§ **EXERCISE AIM**
Reproduce nothing but the closing run of lines: the line with "What's the underlying" and each line that follows it to the end of the data.

§ **MATERIAL TO PROCESS**
──────

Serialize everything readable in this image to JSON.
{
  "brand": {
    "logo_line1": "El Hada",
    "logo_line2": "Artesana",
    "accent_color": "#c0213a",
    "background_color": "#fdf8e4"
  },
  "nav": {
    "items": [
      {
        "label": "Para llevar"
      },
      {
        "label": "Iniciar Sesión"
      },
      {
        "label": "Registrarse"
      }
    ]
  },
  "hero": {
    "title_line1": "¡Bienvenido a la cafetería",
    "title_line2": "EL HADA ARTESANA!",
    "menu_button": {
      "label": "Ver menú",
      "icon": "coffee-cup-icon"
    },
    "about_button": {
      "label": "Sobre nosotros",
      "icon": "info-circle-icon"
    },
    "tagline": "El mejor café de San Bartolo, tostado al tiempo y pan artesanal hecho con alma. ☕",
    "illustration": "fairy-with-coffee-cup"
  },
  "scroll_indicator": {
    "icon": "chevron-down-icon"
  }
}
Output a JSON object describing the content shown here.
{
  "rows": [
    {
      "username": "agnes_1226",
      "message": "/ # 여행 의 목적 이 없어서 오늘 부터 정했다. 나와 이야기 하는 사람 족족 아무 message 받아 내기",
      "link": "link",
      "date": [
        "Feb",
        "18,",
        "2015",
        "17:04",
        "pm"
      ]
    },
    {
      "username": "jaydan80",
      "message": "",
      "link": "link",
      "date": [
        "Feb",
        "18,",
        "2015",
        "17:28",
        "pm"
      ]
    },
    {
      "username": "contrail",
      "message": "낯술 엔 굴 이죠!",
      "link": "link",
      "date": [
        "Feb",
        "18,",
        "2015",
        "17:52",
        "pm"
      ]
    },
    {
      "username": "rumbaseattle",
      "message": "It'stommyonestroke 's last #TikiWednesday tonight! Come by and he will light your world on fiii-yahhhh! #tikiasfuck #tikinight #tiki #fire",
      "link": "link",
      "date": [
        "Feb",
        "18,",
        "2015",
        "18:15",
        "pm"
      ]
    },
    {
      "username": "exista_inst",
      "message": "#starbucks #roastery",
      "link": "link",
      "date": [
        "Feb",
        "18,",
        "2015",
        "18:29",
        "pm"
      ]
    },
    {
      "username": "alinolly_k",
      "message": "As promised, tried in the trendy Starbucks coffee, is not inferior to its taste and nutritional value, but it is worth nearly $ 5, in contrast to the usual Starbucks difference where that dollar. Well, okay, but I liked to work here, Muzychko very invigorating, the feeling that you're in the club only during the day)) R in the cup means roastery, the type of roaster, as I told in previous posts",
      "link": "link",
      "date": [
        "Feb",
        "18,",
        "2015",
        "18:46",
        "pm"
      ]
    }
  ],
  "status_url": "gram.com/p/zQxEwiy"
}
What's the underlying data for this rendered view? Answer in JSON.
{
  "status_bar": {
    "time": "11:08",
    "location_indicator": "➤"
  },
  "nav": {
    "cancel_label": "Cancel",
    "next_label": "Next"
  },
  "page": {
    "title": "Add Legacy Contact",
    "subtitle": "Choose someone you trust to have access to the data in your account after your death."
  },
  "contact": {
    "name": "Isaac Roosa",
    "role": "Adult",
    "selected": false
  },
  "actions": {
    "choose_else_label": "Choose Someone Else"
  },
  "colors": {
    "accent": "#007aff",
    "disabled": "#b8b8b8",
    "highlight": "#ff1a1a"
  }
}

──────

§ **RESPONSE TO THE EXERCISE**
What's the underlying data for this rendered view? Answer in JSON.
{
  "status_bar": {
    "time": "11:08",
    "location_indicator": "➤"
  },
  "nav": {
    "cancel_label": "Cancel",
    "next_label": "Next"
  },
  "page": {
    "title": "Add Legacy Contact",
    "subtitle": "Choose someone you trust to have access to the data in your account after your death."
  },
  "contact": {
    "name": "Isaac Roosa",
    "role": "Adult",
    "selected": false
  },
  "actions": {
    "choose_else_label": "Choose Someone Else"
  },
  "colors": {
    "accent": "#007aff",
    "disabled": "#b8b8b8",
    "highlight": "#ff1a1a"
  }
}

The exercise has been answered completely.